Text shown below:

Thursday, 17 January 2013

RELEVANT LIFE POLICIES – PROTECTION OPTIONS FOR KEY EMPLOYEE’S


RELEVANT LIFE POLICIES – PROTECTION OPTIONS FOR KEY EMPLOYEE’S

A stand-alone single life policy is an alternative way for employers to provide death-in-service benefits to their employees.

The policy provides a lump sum benefit on the death of
an employee outside of a registered group life scheme.

What are the benefits?

The benefit won’t form part of the employee’s lifetime
pension allowance.

The payments made won’t form part of the
employee’s annual allowance.

The payments employers make aren’t subject to
income tax because they’re not normally assessable
on the employee as a benefit in kind.

These payments can be treated as an allowable
expense for the employer in calculating their tax
liability, as long as the local inspector of taxes is
satisfied they qualify under the ‘wholly and
exclusively’ rules.

In most cases the benefits are paid free of
inheritance tax – provided the benefits are payable
through a discretionary trust.

How do I apply for a relevant life policy?

You can apply for a relevant life policy using our experience and resources. The plan must be written on a ‘life of another’ basis with the employer as the plan owner and the employee the person covered.

End of Text shown.
Information supplied below:

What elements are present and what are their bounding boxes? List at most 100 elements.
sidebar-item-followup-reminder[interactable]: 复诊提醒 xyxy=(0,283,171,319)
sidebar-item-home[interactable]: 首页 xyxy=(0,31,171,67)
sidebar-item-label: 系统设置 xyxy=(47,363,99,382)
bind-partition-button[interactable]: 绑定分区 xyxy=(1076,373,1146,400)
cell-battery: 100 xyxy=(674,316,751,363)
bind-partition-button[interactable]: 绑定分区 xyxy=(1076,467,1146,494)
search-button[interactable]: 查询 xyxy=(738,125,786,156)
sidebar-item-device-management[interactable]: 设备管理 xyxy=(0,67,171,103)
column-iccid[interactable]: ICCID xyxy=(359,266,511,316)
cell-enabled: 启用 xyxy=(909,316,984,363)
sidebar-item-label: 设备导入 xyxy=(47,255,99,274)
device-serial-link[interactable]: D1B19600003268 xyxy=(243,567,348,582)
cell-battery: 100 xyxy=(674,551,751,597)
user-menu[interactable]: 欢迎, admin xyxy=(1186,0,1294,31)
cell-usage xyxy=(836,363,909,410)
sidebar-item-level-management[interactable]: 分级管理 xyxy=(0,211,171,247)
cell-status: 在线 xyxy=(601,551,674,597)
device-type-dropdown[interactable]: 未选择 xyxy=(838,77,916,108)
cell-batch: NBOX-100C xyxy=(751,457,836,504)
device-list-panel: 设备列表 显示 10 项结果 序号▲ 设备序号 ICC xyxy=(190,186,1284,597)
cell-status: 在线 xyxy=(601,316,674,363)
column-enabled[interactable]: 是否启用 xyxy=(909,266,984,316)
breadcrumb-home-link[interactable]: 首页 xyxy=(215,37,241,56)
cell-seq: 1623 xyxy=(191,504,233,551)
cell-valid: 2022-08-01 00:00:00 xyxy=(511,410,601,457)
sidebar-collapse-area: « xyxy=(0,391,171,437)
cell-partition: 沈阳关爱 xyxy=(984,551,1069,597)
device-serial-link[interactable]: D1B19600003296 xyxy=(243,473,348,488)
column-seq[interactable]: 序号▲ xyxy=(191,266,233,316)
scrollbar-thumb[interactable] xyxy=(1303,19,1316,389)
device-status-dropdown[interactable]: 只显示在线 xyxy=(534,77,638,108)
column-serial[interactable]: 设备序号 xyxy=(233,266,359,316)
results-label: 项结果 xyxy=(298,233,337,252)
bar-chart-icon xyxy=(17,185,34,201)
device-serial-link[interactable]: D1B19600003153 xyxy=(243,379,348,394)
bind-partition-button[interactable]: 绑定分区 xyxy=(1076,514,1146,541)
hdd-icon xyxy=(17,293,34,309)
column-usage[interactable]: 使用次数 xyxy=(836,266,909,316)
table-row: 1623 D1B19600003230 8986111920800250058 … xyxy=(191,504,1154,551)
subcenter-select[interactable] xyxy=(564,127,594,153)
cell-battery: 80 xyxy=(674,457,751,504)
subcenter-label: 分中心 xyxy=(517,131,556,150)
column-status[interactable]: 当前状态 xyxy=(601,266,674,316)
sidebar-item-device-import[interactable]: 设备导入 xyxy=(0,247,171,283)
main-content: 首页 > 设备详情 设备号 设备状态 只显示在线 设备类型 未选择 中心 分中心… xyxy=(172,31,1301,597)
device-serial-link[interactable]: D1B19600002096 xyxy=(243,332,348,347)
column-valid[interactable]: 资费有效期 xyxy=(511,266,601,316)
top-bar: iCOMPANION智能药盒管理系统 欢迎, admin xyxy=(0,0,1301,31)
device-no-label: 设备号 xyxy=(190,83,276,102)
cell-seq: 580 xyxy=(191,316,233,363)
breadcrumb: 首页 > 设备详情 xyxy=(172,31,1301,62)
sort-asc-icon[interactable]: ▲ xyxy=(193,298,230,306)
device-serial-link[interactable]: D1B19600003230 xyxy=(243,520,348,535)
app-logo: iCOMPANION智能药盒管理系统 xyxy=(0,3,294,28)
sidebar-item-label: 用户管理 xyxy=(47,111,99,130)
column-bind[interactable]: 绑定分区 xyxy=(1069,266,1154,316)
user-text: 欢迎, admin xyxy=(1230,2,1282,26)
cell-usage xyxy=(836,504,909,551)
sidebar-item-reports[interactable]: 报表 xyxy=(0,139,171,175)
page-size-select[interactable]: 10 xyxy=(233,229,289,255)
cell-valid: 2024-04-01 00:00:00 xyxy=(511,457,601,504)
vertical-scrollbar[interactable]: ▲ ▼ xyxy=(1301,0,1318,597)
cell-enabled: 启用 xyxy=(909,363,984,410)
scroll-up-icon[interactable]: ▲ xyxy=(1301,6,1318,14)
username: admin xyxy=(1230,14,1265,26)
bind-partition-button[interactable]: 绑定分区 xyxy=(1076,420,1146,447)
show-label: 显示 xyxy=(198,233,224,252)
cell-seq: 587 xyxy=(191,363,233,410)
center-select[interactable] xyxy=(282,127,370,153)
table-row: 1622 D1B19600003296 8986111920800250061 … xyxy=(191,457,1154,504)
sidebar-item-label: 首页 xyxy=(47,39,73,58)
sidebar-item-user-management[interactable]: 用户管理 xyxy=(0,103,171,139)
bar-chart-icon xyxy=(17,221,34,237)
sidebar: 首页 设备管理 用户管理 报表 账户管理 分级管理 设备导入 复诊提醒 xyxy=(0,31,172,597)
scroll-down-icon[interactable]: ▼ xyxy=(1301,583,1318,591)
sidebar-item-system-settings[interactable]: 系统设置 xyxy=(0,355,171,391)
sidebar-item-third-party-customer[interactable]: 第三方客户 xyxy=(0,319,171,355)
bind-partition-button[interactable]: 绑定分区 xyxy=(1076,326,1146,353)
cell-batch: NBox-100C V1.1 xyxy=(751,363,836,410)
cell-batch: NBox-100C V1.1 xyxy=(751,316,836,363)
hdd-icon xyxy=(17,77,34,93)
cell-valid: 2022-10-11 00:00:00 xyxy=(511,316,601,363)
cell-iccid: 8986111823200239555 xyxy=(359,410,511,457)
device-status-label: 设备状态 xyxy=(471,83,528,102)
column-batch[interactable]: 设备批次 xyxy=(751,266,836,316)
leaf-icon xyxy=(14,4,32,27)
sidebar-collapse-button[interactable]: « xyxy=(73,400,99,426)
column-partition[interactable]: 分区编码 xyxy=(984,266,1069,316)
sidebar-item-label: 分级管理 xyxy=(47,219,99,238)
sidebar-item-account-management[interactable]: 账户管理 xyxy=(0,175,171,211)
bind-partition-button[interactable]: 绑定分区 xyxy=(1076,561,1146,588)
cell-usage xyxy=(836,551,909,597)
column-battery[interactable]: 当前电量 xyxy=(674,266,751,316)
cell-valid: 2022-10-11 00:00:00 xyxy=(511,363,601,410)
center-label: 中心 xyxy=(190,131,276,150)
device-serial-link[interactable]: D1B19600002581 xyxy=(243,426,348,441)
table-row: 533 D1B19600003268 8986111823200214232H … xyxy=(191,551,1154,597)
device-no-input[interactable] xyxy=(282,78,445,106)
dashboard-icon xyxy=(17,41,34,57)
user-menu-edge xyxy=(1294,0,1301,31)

End of Information supplied.

= What is expected =
Retype, word for word, the passage in the relevant life policies text above from "The payments made" up to and including "benefit in kind.".

= Written answer =
The payments made won’t form part of the
employee’s annual allowance.

The payments employers make aren’t subject to
income tax because they’re not normally assessable
on the employee as a benefit in kind.